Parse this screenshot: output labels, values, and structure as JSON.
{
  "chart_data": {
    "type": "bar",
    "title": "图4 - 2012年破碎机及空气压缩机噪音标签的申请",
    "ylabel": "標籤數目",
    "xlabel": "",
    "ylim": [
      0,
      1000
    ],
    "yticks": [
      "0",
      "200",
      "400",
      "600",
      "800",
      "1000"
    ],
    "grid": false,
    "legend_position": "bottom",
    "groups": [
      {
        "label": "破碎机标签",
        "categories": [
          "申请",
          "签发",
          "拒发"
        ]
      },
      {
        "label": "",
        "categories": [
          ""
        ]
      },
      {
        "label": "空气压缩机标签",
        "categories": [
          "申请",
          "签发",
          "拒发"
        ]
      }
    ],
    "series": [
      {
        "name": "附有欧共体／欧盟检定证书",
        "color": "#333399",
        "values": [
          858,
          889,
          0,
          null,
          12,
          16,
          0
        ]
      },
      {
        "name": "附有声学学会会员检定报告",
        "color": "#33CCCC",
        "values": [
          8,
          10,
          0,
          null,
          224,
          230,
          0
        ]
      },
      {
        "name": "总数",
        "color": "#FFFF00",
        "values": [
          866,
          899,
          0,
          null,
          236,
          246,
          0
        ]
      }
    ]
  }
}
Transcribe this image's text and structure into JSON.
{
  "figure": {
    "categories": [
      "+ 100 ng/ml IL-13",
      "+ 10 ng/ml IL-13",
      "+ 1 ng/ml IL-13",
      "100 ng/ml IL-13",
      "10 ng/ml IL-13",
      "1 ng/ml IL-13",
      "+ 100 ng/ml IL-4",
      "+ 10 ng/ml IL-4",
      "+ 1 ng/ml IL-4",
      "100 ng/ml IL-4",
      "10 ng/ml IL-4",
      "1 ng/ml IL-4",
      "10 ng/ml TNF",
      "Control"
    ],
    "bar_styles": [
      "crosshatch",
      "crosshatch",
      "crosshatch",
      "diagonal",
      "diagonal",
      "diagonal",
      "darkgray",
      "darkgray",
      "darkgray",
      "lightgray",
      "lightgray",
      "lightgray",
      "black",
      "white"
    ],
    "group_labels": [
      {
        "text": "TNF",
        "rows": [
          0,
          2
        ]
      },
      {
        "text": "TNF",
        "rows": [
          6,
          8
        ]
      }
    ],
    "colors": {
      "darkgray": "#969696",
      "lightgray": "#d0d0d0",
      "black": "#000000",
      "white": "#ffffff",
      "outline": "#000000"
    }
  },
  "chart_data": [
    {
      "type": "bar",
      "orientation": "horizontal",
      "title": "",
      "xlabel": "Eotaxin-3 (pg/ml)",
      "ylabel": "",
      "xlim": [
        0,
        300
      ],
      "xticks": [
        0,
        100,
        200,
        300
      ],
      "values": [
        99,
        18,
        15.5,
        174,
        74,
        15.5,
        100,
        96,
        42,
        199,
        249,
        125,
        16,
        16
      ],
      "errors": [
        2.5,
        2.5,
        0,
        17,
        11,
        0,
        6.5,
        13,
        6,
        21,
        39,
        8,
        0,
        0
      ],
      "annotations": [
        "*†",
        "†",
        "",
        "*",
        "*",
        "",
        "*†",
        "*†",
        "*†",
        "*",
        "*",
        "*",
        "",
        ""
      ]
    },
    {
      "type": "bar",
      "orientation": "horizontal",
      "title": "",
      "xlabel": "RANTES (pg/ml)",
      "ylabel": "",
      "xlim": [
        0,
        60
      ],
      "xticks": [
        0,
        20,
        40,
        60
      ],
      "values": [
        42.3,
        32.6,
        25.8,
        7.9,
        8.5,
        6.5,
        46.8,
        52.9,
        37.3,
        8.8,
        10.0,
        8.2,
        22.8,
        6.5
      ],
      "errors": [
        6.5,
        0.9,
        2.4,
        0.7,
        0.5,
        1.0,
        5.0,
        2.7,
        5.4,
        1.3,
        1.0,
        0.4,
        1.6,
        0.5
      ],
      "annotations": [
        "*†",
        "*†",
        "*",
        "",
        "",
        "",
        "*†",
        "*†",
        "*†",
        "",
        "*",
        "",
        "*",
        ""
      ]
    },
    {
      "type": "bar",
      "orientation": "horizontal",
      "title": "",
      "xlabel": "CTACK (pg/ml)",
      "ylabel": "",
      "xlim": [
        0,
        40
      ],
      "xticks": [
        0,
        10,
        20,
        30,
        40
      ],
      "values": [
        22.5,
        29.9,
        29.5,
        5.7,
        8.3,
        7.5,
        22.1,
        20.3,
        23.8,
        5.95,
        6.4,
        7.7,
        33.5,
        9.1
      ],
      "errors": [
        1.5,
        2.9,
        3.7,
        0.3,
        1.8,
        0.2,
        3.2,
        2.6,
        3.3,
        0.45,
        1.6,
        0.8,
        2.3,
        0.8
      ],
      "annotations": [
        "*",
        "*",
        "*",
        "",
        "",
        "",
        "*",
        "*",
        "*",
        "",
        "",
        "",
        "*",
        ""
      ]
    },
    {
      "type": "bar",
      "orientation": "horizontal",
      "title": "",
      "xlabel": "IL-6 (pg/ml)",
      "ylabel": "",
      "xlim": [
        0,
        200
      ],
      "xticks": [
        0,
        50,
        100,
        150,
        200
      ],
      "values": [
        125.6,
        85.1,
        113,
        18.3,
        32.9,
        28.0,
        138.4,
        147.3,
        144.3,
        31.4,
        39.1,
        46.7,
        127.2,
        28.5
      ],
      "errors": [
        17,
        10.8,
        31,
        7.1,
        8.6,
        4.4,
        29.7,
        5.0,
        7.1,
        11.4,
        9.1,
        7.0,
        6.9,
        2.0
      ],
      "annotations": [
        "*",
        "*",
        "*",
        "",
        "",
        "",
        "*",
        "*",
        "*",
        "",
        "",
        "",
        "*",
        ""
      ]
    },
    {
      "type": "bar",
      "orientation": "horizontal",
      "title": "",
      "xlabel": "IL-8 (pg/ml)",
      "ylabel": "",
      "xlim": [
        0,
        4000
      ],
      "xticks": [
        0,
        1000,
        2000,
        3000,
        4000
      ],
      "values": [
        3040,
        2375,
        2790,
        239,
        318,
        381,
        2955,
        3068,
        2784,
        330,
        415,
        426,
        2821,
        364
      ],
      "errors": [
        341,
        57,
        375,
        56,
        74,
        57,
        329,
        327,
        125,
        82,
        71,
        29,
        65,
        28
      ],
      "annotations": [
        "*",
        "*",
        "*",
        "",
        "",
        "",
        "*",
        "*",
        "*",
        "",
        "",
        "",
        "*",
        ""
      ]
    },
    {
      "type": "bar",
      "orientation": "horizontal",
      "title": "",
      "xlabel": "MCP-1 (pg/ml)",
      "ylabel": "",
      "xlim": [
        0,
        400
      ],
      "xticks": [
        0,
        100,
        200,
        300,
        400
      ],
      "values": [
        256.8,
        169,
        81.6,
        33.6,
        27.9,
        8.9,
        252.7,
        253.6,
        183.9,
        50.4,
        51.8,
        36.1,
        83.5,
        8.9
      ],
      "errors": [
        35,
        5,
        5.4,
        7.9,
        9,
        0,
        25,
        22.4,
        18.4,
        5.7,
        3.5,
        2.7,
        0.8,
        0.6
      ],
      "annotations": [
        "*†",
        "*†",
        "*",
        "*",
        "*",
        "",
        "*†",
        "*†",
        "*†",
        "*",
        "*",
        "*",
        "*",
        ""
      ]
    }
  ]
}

Given request:
Produce an exact copy of the whole listing.

Full solution:
Parse this screenshot: output labels, values, and structure as JSON.
{
  "chart_data": {
    "type": "bar",
    "title": "图4 - 2012年破碎机及空气压缩机噪音标签的申请",
    "ylabel": "標籤數目",
    "xlabel": "",
    "ylim": [
      0,
      1000
    ],
    "yticks": [
      "0",
      "200",
      "400",
      "600",
      "800",
      "1000"
    ],
    "grid": false,
    "legend_position": "bottom",
    "groups": [
      {
        "label": "破碎机标签",
        "categories": [
          "申请",
          "签发",
          "拒发"
        ]
      },
      {
        "label": "",
        "categories": [
          ""
        ]
      },
      {
        "label": "空气压缩机标签",
        "categories": [
          "申请",
          "签发",
          "拒发"
        ]
      }
    ],
    "series": [
      {
        "name": "附有欧共体／欧盟检定证书",
        "color": "#333399",
        "values": [
          858,
          889,
          0,
          null,
          12,
          16,
          0
        ]
      },
      {
        "name": "附有声学学会会员检定报告",
        "color": "#33CCCC",
        "values": [
          8,
          10,
          0,
          null,
          224,
          230,
          0
        ]
      },
      {
        "name": "总数",
        "color": "#FFFF00",
        "values": [
          866,
          899,
          0,
          null,
          236,
          246,
          0
        ]
      }
    ]
  }
}
Transcribe this image's text and structure into JSON.
{
  "figure": {
    "categories": [
      "+ 100 ng/ml IL-13",
      "+ 10 ng/ml IL-13",
      "+ 1 ng/ml IL-13",
      "100 ng/ml IL-13",
      "10 ng/ml IL-13",
      "1 ng/ml IL-13",
      "+ 100 ng/ml IL-4",
      "+ 10 ng/ml IL-4",
      "+ 1 ng/ml IL-4",
      "100 ng/ml IL-4",
      "10 ng/ml IL-4",
      "1 ng/ml IL-4",
      "10 ng/ml TNF",
      "Control"
    ],
    "bar_styles": [
      "crosshatch",
      "crosshatch",
      "crosshatch",
      "diagonal",
      "diagonal",
      "diagonal",
      "darkgray",
      "darkgray",
      "darkgray",
      "lightgray",
      "lightgray",
      "lightgray",
      "black",
      "white"
    ],
    "group_labels": [
      {
        "text": "TNF",
        "rows": [
          0,
          2
        ]
      },
      {
        "text": "TNF",
        "rows": [
          6,
          8
        ]
      }
    ],
    "colors": {
      "darkgray": "#969696",
      "lightgray": "#d0d0d0",
      "black": "#000000",
      "white": "#ffffff",
      "outline": "#000000"
    }
  },
  "chart_data": [
    {
      "type": "bar",
      "orientation": "horizontal",
      "title": "",
      "xlabel": "Eotaxin-3 (pg/ml)",
      "ylabel": "",
      "xlim": [
        0,
        300
      ],
      "xticks": [
        0,
        100,
        200,
        300
      ],
      "values": [
        99,
        18,
        15.5,
        174,
        74,
        15.5,
        100,
        96,
        42,
        199,
        249,
        125,
        16,
        16
      ],
      "errors": [
        2.5,
        2.5,
        0,
        17,
        11,
        0,
        6.5,
        13,
        6,
        21,
        39,
        8,
        0,
        0
      ],
      "annotations": [
        "*†",
        "†",
        "",
        "*",
        "*",
        "",
        "*†",
        "*†",
        "*†",
        "*",
        "*",
        "*",
        "",
        ""
      ]
    },
    {
      "type": "bar",
      "orientation": "horizontal",
      "title": "",
      "xlabel": "RANTES (pg/ml)",
      "ylabel": "",
      "xlim": [
        0,
        60
      ],
      "xticks": [
        0,
        20,
        40,
        60
      ],
      "values": [
        42.3,
        32.6,
        25.8,
        7.9,
        8.5,
        6.5,
        46.8,
        52.9,
        37.3,
        8.8,
        10.0,
        8.2,
        22.8,
        6.5
      ],
      "errors": [
        6.5,
        0.9,
        2.4,
        0.7,
        0.5,
        1.0,
        5.0,
        2.7,
        5.4,
        1.3,
        1.0,
        0.4,
        1.6,
        0.5
      ],
      "annotations": [
        "*†",
        "*†",
        "*",
        "",
        "",
        "",
        "*†",
        "*†",
        "*†",
        "",
        "*",
        "",
        "*",
        ""
      ]
    },
    {
      "type": "bar",
      "orientation": "horizontal",
      "title": "",
      "xlabel": "CTACK (pg/ml)",
      "ylabel": "",
      "xlim": [
        0,
        40
      ],
      "xticks": [
        0,
        10,
        20,
        30,
        40
      ],
      "values": [
        22.5,
        29.9,
        29.5,
        5.7,
        8.3,
        7.5,
        22.1,
        20.3,
        23.8,
        5.95,
        6.4,
        7.7,
        33.5,
        9.1
      ],
      "errors": [
        1.5,
        2.9,
        3.7,
        0.3,
        1.8,
        0.2,
        3.2,
        2.6,
        3.3,
        0.45,
        1.6,
        0.8,
        2.3,
        0.8
      ],
      "annotations": [
        "*",
        "*",
        "*",
        "",
        "",
        "",
        "*",
        "*",
        "*",
        "",
        "",
        "",
        "*",
        ""
      ]
    },
    {
      "type": "bar",
      "orientation": "horizontal",
      "title": "",
      "xlabel": "IL-6 (pg/ml)",
      "ylabel": "",
      "xlim": [
        0,
        200
      ],
      "xticks": [
        0,
        50,
        100,
        150,
        200
      ],
      "values": [
        125.6,
        85.1,
        113,
        18.3,
        32.9,
        28.0,
        138.4,
        147.3,
        144.3,
        31.4,
        39.1,
        46.7,
        127.2,
        28.5
      ],
      "errors": [
        17,
        10.8,
        31,
        7.1,
        8.6,
        4.4,
        29.7,
        5.0,
        7.1,
        11.4,
        9.1,
        7.0,
        6.9,
        2.0
      ],
      "annotations": [
        "*",
        "*",
        "*",
        "",
        "",
        "",
        "*",
        "*",
        "*",
        "",
        "",
        "",
        "*",
        ""
      ]
    },
    {
      "type": "bar",
      "orientation": "horizontal",
      "title": "",
      "xlabel": "IL-8 (pg/ml)",
      "ylabel": "",
      "xlim": [
        0,
        4000
      ],
      "xticks": [
        0,
        1000,
        2000,
        3000,
        4000
      ],
      "values": [
        3040,
        2375,
        2790,
        239,
        318,
        381,
        2955,
        3068,
        2784,
        330,
        415,
        426,
        2821,
        364
      ],
      "errors": [
        341,
        57,
        375,
        56,
        74,
        57,
        329,
        327,
        125,
        82,
        71,
        29,
        65,
        28
      ],
      "annotations": [
        "*",
        "*",
        "*",
        "",
        "",
        "",
        "*",
        "*",
        "*",
        "",
        "",
        "",
        "*",
        ""
      ]
    },
    {
      "type": "bar",
      "orientation": "horizontal",
      "title": "",
      "xlabel": "MCP-1 (pg/ml)",
      "ylabel": "",
      "xlim": [
        0,
        400
      ],
      "xticks": [
        0,
        100,
        200,
        300,
        400
      ],
      "values": [
        256.8,
        169,
        81.6,
        33.6,
        27.9,
        8.9,
        252.7,
        253.6,
        183.9,
        50.4,
        51.8,
        36.1,
        83.5,
        8.9
      ],
      "errors": [
        35,
        5,
        5.4,
        7.9,
        9,
        0,
        25,
        22.4,
        18.4,
        5.7,
        3.5,
        2.7,
        0.8,
        0.6
      ],
      "annotations": [
        "*†",
        "*†",
        "*",
        "*",
        "*",
        "",
        "*†",
        "*†",
        "*†",
        "*",
        "*",
        "*",
        "*",
        ""
      ]
    }
  ]
}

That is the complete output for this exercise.